→ Input rows
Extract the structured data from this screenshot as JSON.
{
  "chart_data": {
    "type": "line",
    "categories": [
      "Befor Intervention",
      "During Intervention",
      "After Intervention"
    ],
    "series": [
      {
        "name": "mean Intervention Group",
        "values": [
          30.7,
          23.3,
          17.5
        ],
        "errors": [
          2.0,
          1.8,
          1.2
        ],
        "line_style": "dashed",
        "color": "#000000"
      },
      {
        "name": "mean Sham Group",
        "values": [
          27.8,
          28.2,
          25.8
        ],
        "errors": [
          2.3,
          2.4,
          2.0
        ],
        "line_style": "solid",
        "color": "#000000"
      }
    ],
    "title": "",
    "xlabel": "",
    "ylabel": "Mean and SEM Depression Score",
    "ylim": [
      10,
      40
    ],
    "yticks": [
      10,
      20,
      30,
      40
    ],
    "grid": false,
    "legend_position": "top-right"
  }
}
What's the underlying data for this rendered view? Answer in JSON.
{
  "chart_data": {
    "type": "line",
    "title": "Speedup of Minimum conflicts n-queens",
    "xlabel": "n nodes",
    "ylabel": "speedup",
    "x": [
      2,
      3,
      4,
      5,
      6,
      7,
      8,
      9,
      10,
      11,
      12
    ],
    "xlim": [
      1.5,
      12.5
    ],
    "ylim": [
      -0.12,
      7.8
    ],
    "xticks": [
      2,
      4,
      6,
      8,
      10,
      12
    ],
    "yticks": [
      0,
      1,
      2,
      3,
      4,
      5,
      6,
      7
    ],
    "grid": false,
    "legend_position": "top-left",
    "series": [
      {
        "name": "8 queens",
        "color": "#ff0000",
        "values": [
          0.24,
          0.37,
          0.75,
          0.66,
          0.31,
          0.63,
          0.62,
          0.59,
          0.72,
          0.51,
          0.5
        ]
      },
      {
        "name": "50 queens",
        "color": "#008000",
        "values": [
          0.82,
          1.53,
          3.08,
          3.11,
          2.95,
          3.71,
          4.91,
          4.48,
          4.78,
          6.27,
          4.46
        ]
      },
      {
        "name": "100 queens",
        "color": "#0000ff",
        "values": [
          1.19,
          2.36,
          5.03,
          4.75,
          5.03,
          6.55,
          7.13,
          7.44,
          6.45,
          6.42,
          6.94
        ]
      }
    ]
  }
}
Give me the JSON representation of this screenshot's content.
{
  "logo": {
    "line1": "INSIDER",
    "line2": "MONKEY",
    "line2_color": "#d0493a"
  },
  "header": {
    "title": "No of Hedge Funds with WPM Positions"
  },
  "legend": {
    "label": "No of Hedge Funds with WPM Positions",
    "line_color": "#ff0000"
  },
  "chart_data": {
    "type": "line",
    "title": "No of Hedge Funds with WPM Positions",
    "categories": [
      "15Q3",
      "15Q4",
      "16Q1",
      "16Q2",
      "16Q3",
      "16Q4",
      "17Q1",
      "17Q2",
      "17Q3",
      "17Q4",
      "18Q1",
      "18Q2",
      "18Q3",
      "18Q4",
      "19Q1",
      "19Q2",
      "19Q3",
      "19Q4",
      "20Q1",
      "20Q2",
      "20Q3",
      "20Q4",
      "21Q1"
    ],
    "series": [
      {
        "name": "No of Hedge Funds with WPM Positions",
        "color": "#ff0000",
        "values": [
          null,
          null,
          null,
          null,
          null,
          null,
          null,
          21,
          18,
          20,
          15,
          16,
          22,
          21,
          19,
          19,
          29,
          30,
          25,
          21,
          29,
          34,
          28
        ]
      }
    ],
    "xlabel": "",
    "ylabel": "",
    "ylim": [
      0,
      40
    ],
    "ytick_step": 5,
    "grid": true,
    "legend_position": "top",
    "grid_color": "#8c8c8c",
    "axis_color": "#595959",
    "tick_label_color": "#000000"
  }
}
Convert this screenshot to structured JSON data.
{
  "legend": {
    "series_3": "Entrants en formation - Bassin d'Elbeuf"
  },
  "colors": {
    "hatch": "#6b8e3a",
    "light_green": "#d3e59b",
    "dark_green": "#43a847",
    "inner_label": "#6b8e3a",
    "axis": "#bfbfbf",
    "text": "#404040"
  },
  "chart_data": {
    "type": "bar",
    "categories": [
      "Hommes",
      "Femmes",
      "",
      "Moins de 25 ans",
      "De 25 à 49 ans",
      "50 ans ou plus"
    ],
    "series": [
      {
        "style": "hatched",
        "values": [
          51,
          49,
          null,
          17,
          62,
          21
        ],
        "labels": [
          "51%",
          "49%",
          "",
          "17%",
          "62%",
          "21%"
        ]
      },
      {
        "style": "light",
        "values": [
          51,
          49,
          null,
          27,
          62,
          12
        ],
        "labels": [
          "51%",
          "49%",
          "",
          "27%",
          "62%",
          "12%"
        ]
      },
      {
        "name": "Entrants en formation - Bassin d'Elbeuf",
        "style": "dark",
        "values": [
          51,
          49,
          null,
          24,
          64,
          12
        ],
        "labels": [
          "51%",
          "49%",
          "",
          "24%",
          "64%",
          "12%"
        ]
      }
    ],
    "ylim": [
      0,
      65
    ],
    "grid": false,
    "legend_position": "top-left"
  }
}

→ Short exercise
Above are the records. Identify each line that contains the word "this".

→ Written reply
Extract the structured data from this screenshot as JSON.
What's the underlying data for this rendered view? Answer in JSON.
Give me the JSON representation of this screenshot's content.
Convert this screenshot to structured JSON data.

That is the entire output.